== AIM OF THE TASK ==
The complete listing should be restated exactly.

Records:
#####

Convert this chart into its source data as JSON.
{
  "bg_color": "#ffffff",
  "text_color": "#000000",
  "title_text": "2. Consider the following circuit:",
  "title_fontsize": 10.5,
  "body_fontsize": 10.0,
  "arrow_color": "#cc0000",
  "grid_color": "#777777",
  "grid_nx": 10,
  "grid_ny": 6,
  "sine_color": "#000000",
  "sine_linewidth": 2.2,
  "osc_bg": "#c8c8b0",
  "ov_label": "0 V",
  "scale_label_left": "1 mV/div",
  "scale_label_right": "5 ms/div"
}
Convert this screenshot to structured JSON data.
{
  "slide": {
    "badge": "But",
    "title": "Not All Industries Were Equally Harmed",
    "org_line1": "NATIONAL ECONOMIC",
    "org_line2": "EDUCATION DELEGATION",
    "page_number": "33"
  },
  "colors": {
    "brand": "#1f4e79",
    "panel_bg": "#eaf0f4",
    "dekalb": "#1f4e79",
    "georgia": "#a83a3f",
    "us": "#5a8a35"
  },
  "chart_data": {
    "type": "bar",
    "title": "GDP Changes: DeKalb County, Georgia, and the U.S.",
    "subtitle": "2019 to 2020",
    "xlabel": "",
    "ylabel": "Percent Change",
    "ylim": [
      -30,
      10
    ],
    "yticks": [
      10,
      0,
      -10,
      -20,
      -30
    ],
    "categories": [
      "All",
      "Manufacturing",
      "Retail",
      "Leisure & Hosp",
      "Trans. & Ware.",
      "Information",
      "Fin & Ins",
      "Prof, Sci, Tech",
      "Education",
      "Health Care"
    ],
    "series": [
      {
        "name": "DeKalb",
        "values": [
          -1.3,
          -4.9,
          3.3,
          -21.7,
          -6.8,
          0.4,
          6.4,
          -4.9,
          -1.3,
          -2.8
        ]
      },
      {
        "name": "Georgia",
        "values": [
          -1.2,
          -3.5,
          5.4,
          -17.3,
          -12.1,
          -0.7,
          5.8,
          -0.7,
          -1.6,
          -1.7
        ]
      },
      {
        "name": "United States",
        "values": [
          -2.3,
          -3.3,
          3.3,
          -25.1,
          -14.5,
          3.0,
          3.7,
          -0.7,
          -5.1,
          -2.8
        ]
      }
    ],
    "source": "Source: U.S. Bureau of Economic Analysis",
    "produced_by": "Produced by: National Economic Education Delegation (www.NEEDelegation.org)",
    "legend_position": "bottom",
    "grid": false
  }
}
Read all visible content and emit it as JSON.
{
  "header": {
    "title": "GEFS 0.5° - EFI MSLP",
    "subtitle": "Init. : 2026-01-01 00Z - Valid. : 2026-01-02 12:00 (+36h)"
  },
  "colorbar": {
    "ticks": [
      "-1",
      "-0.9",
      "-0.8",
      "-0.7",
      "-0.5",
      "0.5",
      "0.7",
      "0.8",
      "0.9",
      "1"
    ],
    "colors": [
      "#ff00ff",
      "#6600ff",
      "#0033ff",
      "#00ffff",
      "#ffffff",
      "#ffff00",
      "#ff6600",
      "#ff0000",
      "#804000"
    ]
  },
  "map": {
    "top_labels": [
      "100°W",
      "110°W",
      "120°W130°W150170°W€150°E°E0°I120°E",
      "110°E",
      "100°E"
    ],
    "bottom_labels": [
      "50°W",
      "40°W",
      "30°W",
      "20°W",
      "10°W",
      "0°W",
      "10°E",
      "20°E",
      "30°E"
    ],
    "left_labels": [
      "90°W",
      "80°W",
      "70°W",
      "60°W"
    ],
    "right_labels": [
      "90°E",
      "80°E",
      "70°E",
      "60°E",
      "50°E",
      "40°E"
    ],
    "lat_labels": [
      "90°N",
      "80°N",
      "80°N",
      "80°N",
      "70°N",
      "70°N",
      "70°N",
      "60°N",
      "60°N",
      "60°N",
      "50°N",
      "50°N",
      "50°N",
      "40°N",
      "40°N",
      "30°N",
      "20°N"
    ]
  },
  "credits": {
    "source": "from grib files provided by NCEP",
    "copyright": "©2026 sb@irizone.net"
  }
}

#####

== OUTPUT OF THE EXERCISE ==
Convert this chart into its source data as JSON.
{
  "bg_color": "#ffffff",
  "text_color": "#000000",
  "title_text": "2. Consider the following circuit:",
  "title_fontsize": 10.5,
  "body_fontsize": 10.0,
  "arrow_color": "#cc0000",
  "grid_color": "#777777",
  "grid_nx": 10,
  "grid_ny": 6,
  "sine_color": "#000000",
  "sine_linewidth": 2.2,
  "osc_bg": "#c8c8b0",
  "ov_label": "0 V",
  "scale_label_left": "1 mV/div",
  "scale_label_right": "5 ms/div"
}
Convert this screenshot to structured JSON data.
{
  "slide": {
    "badge": "But",
    "title": "Not All Industries Were Equally Harmed",
    "org_line1": "NATIONAL ECONOMIC",
    "org_line2": "EDUCATION DELEGATION",
    "page_number": "33"
  },
  "colors": {
    "brand": "#1f4e79",
    "panel_bg": "#eaf0f4",
    "dekalb": "#1f4e79",
    "georgia": "#a83a3f",
    "us": "#5a8a35"
  },
  "chart_data": {
    "type": "bar",
    "title": "GDP Changes: DeKalb County, Georgia, and the U.S.",
    "subtitle": "2019 to 2020",
    "xlabel": "",
    "ylabel": "Percent Change",
    "ylim": [
      -30,
      10
    ],
    "yticks": [
      10,
      0,
      -10,
      -20,
      -30
    ],
    "categories": [
      "All",
      "Manufacturing",
      "Retail",
      "Leisure & Hosp",
      "Trans. & Ware.",
      "Information",
      "Fin & Ins",
      "Prof, Sci, Tech",
      "Education",
      "Health Care"
    ],
    "series": [
      {
        "name": "DeKalb",
        "values": [
          -1.3,
          -4.9,
          3.3,
          -21.7,
          -6.8,
          0.4,
          6.4,
          -4.9,
          -1.3,
          -2.8
        ]
      },
      {
        "name": "Georgia",
        "values": [
          -1.2,
          -3.5,
          5.4,
          -17.3,
          -12.1,
          -0.7,
          5.8,
          -0.7,
          -1.6,
          -1.7
        ]
      },
      {
        "name": "United States",
        "values": [
          -2.3,
          -3.3,
          3.3,
          -25.1,
          -14.5,
          3.0,
          3.7,
          -0.7,
          -5.1,
          -2.8
        ]
      }
    ],
    "source": "Source: U.S. Bureau of Economic Analysis",
    "produced_by": "Produced by: National Economic Education Delegation (www.NEEDelegation.org)",
    "legend_position": "bottom",
    "grid": false
  }
}
Read all visible content and emit it as JSON.
{
  "header": {
    "title": "GEFS 0.5° - EFI MSLP",
    "subtitle": "Init. : 2026-01-01 00Z - Valid. : 2026-01-02 12:00 (+36h)"
  },
  "colorbar": {
    "ticks": [
      "-1",
      "-0.9",
      "-0.8",
      "-0.7",
      "-0.5",
      "0.5",
      "0.7",
      "0.8",
      "0.9",
      "1"
    ],
    "colors": [
      "#ff00ff",
      "#6600ff",
      "#0033ff",
      "#00ffff",
      "#ffffff",
      "#ffff00",
      "#ff6600",
      "#ff0000",
      "#804000"
    ]
  },
  "map": {
    "top_labels": [
      "100°W",
      "110°W",
      "120°W130°W150170°W€150°E°E0°I120°E",
      "110°E",
      "100°E"
    ],
    "bottom_labels": [
      "50°W",
      "40°W",
      "30°W",
      "20°W",
      "10°W",
      "0°W",
      "10°E",
      "20°E",
      "30°E"
    ],
    "left_labels": [
      "90°W",
      "80°W",
      "70°W",
      "60°W"
    ],
    "right_labels": [
      "90°E",
      "80°E",
      "70°E",
      "60°E",
      "50°E",
      "40°E"
    ],
    "lat_labels": [
      "90°N",
      "80°N",
      "80°N",
      "80°N",
      "70°N",
      "70°N",
      "70°N",
      "60°N",
      "60°N",
      "60°N",
      "50°N",
      "50°N",
      "50°N",
      "40°N",
      "40°N",
      "30°N",
      "20°N"
    ]
  },
  "credits": {
    "source": "from grib files provided by NCEP",
    "copyright": "©2026 sb@irizone.net"
  }
}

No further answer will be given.